Data entries:
Start

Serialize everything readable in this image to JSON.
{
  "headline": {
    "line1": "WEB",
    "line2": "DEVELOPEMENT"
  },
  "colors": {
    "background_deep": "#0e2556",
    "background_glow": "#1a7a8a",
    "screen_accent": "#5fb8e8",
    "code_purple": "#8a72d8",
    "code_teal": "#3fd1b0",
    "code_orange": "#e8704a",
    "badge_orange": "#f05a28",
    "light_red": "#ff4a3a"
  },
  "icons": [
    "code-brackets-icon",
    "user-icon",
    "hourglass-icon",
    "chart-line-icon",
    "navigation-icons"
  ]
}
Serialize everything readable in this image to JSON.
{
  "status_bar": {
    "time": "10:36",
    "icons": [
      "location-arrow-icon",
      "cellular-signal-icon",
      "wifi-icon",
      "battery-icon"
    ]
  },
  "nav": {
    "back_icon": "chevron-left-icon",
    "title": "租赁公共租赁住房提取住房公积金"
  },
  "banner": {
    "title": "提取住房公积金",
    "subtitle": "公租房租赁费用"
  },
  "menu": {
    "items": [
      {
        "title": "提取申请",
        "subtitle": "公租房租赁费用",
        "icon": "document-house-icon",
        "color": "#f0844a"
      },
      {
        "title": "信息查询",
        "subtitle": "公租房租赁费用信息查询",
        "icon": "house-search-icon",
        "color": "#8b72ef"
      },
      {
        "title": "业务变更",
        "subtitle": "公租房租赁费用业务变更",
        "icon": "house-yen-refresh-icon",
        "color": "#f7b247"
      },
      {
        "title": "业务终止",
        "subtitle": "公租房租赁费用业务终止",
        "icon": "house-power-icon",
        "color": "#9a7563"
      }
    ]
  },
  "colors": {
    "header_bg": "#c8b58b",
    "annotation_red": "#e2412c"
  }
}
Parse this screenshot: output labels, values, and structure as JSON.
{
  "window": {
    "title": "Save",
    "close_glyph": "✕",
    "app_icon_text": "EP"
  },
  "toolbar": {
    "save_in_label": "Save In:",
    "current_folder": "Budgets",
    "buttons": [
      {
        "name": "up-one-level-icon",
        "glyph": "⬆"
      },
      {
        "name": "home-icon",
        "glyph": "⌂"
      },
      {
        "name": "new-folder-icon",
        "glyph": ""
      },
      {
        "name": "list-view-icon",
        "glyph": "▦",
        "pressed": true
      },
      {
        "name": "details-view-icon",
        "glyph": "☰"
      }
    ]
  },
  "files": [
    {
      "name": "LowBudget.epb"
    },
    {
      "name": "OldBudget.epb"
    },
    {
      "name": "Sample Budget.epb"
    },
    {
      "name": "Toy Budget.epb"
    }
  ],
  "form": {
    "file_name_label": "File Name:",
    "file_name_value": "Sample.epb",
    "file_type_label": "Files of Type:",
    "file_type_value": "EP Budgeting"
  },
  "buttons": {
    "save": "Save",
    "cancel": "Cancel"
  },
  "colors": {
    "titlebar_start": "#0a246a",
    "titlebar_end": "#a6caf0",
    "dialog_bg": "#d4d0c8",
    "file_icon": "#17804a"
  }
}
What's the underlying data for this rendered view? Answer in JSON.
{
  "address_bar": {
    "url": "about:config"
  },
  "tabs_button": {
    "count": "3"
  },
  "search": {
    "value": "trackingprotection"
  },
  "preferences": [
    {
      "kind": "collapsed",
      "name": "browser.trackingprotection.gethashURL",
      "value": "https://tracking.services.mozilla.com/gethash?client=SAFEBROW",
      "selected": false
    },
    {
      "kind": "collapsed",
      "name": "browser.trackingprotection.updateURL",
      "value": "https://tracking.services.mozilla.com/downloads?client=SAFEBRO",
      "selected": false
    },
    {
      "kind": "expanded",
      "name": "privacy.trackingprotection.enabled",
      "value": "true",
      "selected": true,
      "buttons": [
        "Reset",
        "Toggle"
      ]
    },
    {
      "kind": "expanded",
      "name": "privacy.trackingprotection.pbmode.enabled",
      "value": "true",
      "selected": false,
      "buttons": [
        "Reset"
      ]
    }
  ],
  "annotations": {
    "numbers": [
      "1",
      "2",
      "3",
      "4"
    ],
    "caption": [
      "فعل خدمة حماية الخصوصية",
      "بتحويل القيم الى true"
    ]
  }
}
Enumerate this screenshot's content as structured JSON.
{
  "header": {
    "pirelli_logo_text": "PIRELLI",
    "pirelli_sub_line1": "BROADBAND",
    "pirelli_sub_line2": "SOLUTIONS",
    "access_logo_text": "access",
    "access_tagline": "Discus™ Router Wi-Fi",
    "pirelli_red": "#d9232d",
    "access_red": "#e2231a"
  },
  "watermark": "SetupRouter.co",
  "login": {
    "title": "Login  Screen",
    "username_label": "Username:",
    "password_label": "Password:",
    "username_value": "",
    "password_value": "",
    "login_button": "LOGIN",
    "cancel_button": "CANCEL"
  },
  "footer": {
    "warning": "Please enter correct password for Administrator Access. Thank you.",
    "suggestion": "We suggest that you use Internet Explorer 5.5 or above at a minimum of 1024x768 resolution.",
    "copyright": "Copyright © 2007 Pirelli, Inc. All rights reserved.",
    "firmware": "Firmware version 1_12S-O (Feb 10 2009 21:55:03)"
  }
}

End

Track down all lines above with the string "this" and copy them.

Serialize everything readable in this image to JSON.
Serialize everything readable in this image to JSON.
Parse this screenshot: output labels, values, and structure as JSON.
What's the underlying data for this rendered view? Answer in JSON.
Enumerate this screenshot's content as structured JSON.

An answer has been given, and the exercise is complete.